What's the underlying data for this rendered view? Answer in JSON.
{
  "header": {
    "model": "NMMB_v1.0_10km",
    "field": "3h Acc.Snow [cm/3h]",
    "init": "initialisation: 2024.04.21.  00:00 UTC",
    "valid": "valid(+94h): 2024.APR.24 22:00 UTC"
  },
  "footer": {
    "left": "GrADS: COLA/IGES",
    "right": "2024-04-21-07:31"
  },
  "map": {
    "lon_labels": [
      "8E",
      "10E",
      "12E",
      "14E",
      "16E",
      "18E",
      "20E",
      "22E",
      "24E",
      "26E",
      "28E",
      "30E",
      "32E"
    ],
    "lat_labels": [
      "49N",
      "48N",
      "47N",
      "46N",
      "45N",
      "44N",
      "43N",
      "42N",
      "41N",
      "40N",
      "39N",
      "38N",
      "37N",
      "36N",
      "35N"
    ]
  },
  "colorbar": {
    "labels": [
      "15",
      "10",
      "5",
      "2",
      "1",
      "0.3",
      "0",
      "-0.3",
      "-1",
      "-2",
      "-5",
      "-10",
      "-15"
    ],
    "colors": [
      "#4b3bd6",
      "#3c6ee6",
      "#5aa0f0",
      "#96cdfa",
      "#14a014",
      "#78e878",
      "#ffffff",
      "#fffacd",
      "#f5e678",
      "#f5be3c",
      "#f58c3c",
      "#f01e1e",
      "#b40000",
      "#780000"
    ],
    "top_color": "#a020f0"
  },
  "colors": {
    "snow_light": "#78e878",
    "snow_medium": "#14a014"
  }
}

What is being asked. Print the listing above in full, exactly as it is.

In response.
What's the underlying data for this rendered view? Answer in JSON.
{
  "header": {
    "model": "NMMB_v1.0_10km",
    "field": "3h Acc.Snow [cm/3h]",
    "init": "initialisation: 2024.04.21.  00:00 UTC",
    "valid": "valid(+94h): 2024.APR.24 22:00 UTC"
  },
  "footer": {
    "left": "GrADS: COLA/IGES",
    "right": "2024-04-21-07:31"
  },
  "map": {
    "lon_labels": [
      "8E",
      "10E",
      "12E",
      "14E",
      "16E",
      "18E",
      "20E",
      "22E",
      "24E",
      "26E",
      "28E",
      "30E",
      "32E"
    ],
    "lat_labels": [
      "49N",
      "48N",
      "47N",
      "46N",
      "45N",
      "44N",
      "43N",
      "42N",
      "41N",
      "40N",
      "39N",
      "38N",
      "37N",
      "36N",
      "35N"
    ]
  },
  "colorbar": {
    "labels": [
      "15",
      "10",
      "5",
      "2",
      "1",
      "0.3",
      "0",
      "-0.3",
      "-1",
      "-2",
      "-5",
      "-10",
      "-15"
    ],
    "colors": [
      "#4b3bd6",
      "#3c6ee6",
      "#5aa0f0",
      "#96cdfa",
      "#14a014",
      "#78e878",
      "#ffffff",
      "#fffacd",
      "#f5e678",
      "#f5be3c",
      "#f58c3c",
      "#f01e1e",
      "#b40000",
      "#780000"
    ],
    "top_color": "#a020f0"
  },
  "colors": {
    "snow_light": "#78e878",
    "snow_medium": "#14a014"
  }
}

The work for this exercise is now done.